The records:
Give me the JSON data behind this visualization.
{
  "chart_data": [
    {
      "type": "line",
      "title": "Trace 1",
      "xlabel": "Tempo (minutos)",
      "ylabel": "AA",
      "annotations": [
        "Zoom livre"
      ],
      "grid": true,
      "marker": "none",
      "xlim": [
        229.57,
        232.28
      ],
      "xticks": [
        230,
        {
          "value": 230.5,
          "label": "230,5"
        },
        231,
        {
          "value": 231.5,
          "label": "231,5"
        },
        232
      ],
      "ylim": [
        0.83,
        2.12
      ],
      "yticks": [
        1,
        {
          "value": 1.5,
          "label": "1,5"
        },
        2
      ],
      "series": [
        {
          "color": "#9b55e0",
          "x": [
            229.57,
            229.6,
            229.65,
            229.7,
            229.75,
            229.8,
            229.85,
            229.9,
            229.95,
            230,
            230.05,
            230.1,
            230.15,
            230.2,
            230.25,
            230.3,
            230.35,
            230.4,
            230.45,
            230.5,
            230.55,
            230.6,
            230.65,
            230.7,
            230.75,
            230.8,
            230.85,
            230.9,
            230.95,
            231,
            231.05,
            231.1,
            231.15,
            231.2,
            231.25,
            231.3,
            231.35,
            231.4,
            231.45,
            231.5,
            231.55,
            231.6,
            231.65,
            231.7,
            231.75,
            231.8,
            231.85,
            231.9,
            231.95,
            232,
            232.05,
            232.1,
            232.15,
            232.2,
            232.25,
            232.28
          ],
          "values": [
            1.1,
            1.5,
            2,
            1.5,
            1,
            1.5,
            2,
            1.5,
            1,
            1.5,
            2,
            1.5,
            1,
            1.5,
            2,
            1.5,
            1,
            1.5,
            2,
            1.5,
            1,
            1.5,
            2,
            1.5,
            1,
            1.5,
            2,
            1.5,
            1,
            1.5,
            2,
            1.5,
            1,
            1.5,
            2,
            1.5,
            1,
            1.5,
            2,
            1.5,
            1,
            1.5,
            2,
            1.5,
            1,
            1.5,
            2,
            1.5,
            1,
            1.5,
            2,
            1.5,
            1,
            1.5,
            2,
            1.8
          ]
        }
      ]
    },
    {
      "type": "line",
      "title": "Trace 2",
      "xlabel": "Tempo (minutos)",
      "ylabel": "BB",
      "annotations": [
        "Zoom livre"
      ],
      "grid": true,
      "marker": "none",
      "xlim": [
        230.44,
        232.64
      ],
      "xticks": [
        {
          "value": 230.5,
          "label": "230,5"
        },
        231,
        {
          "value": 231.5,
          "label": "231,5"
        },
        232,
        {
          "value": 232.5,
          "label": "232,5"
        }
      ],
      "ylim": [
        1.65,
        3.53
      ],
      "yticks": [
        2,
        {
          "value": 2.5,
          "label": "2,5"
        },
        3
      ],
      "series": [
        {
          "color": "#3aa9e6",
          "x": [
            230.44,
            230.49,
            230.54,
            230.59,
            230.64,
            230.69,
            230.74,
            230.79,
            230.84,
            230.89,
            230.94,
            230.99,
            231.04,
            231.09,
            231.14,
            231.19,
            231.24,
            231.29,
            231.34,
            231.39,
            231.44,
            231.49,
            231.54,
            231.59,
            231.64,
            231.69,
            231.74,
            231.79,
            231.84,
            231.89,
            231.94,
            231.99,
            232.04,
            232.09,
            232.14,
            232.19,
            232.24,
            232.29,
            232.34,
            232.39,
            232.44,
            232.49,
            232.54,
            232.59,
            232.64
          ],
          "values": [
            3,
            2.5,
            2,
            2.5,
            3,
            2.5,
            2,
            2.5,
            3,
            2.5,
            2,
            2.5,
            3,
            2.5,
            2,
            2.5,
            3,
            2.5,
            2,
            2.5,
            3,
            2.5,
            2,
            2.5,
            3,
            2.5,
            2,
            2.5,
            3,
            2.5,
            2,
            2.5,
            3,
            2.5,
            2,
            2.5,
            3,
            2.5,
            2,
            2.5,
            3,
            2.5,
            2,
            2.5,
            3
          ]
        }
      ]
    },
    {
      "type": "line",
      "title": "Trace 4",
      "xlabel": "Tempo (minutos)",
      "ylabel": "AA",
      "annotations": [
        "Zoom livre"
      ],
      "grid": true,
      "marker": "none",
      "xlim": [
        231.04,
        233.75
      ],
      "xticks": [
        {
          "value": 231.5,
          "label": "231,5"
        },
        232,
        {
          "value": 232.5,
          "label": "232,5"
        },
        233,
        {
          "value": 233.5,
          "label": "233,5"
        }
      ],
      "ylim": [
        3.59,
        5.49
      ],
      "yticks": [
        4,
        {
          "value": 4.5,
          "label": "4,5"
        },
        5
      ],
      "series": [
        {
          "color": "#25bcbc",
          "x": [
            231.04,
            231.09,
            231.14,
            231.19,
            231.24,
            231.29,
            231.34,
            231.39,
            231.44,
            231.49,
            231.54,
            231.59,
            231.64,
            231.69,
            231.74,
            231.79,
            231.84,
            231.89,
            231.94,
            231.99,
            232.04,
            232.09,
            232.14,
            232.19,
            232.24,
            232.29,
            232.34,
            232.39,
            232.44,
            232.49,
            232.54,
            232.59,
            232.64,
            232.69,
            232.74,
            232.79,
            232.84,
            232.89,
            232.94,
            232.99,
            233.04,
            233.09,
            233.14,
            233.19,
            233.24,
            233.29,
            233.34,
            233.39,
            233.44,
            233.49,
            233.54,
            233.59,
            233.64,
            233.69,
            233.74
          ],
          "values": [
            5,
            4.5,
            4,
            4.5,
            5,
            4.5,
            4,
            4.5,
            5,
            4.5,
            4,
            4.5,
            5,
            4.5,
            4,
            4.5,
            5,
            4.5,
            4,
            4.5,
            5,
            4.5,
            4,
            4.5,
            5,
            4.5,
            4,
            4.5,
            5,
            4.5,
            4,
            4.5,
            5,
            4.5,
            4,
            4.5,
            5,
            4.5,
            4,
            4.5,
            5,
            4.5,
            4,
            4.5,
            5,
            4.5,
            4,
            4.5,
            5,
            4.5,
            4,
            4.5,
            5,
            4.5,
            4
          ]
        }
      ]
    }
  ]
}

Short task:
Once more, set down the full listing, verbatim.

Final result:
Give me the JSON data behind this visualization.
{
  "chart_data": [
    {
      "type": "line",
      "title": "Trace 1",
      "xlabel": "Tempo (minutos)",
      "ylabel": "AA",
      "annotations": [
        "Zoom livre"
      ],
      "grid": true,
      "marker": "none",
      "xlim": [
        229.57,
        232.28
      ],
      "xticks": [
        230,
        {
          "value": 230.5,
          "label": "230,5"
        },
        231,
        {
          "value": 231.5,
          "label": "231,5"
        },
        232
      ],
      "ylim": [
        0.83,
        2.12
      ],
      "yticks": [
        1,
        {
          "value": 1.5,
          "label": "1,5"
        },
        2
      ],
      "series": [
        {
          "color": "#9b55e0",
          "x": [
            229.57,
            229.6,
            229.65,
            229.7,
            229.75,
            229.8,
            229.85,
            229.9,
            229.95,
            230,
            230.05,
            230.1,
            230.15,
            230.2,
            230.25,
            230.3,
            230.35,
            230.4,
            230.45,
            230.5,
            230.55,
            230.6,
            230.65,
            230.7,
            230.75,
            230.8,
            230.85,
            230.9,
            230.95,
            231,
            231.05,
            231.1,
            231.15,
            231.2,
            231.25,
            231.3,
            231.35,
            231.4,
            231.45,
            231.5,
            231.55,
            231.6,
            231.65,
            231.7,
            231.75,
            231.8,
            231.85,
            231.9,
            231.95,
            232,
            232.05,
            232.1,
            232.15,
            232.2,
            232.25,
            232.28
          ],
          "values": [
            1.1,
            1.5,
            2,
            1.5,
            1,
            1.5,
            2,
            1.5,
            1,
            1.5,
            2,
            1.5,
            1,
            1.5,
            2,
            1.5,
            1,
            1.5,
            2,
            1.5,
            1,
            1.5,
            2,
            1.5,
            1,
            1.5,
            2,
            1.5,
            1,
            1.5,
            2,
            1.5,
            1,
            1.5,
            2,
            1.5,
            1,
            1.5,
            2,
            1.5,
            1,
            1.5,
            2,
            1.5,
            1,
            1.5,
            2,
            1.5,
            1,
            1.5,
            2,
            1.5,
            1,
            1.5,
            2,
            1.8
          ]
        }
      ]
    },
    {
      "type": "line",
      "title": "Trace 2",
      "xlabel": "Tempo (minutos)",
      "ylabel": "BB",
      "annotations": [
        "Zoom livre"
      ],
      "grid": true,
      "marker": "none",
      "xlim": [
        230.44,
        232.64
      ],
      "xticks": [
        {
          "value": 230.5,
          "label": "230,5"
        },
        231,
        {
          "value": 231.5,
          "label": "231,5"
        },
        232,
        {
          "value": 232.5,
          "label": "232,5"
        }
      ],
      "ylim": [
        1.65,
        3.53
      ],
      "yticks": [
        2,
        {
          "value": 2.5,
          "label": "2,5"
        },
        3
      ],
      "series": [
        {
          "color": "#3aa9e6",
          "x": [
            230.44,
            230.49,
            230.54,
            230.59,
            230.64,
            230.69,
            230.74,
            230.79,
            230.84,
            230.89,
            230.94,
            230.99,
            231.04,
            231.09,
            231.14,
            231.19,
            231.24,
            231.29,
            231.34,
            231.39,
            231.44,
            231.49,
            231.54,
            231.59,
            231.64,
            231.69,
            231.74,
            231.79,
            231.84,
            231.89,
            231.94,
            231.99,
            232.04,
            232.09,
            232.14,
            232.19,
            232.24,
            232.29,
            232.34,
            232.39,
            232.44,
            232.49,
            232.54,
            232.59,
            232.64
          ],
          "values": [
            3,
            2.5,
            2,
            2.5,
            3,
            2.5,
            2,
            2.5,
            3,
            2.5,
            2,
            2.5,
            3,
            2.5,
            2,
            2.5,
            3,
            2.5,
            2,
            2.5,
            3,
            2.5,
            2,
            2.5,
            3,
            2.5,
            2,
            2.5,
            3,
            2.5,
            2,
            2.5,
            3,
            2.5,
            2,
            2.5,
            3,
            2.5,
            2,
            2.5,
            3,
            2.5,
            2,
            2.5,
            3
          ]
        }
      ]
    },
    {
      "type": "line",
      "title": "Trace 4",
      "xlabel": "Tempo (minutos)",
      "ylabel": "AA",
      "annotations": [
        "Zoom livre"
      ],
      "grid": true,
      "marker": "none",
      "xlim": [
        231.04,
        233.75
      ],
      "xticks": [
        {
          "value": 231.5,
          "label": "231,5"
        },
        232,
        {
          "value": 232.5,
          "label": "232,5"
        },
        233,
        {
          "value": 233.5,
          "label": "233,5"
        }
      ],
      "ylim": [
        3.59,
        5.49
      ],
      "yticks": [
        4,
        {
          "value": 4.5,
          "label": "4,5"
        },
        5
      ],
      "series": [
        {
          "color": "#25bcbc",
          "x": [
            231.04,
            231.09,
            231.14,
            231.19,
            231.24,
            231.29,
            231.34,
            231.39,
            231.44,
            231.49,
            231.54,
            231.59,
            231.64,
            231.69,
            231.74,
            231.79,
            231.84,
            231.89,
            231.94,
            231.99,
            232.04,
            232.09,
            232.14,
            232.19,
            232.24,
            232.29,
            232.34,
            232.39,
            232.44,
            232.49,
            232.54,
            232.59,
            232.64,
            232.69,
            232.74,
            232.79,
            232.84,
            232.89,
            232.94,
            232.99,
            233.04,
            233.09,
            233.14,
            233.19,
            233.24,
            233.29,
            233.34,
            233.39,
            233.44,
            233.49,
            233.54,
            233.59,
            233.64,
            233.69,
            233.74
          ],
          "values": [
            5,
            4.5,
            4,
            4.5,
            5,
            4.5,
            4,
            4.5,
            5,
            4.5,
            4,
            4.5,
            5,
            4.5,
            4,
            4.5,
            5,
            4.5,
            4,
            4.5,
            5,
            4.5,
            4,
            4.5,
            5,
            4.5,
            4,
            4.5,
            5,
            4.5,
            4,
            4.5,
            5,
            4.5,
            4,
            4.5,
            5,
            4.5,
            4,
            4.5,
            5,
            4.5,
            4,
            4.5,
            5,
            4.5,
            4,
            4.5,
            5,
            4.5,
            4,
            4.5,
            5,
            4.5,
            4
          ]
        }
      ]
    }
  ]
}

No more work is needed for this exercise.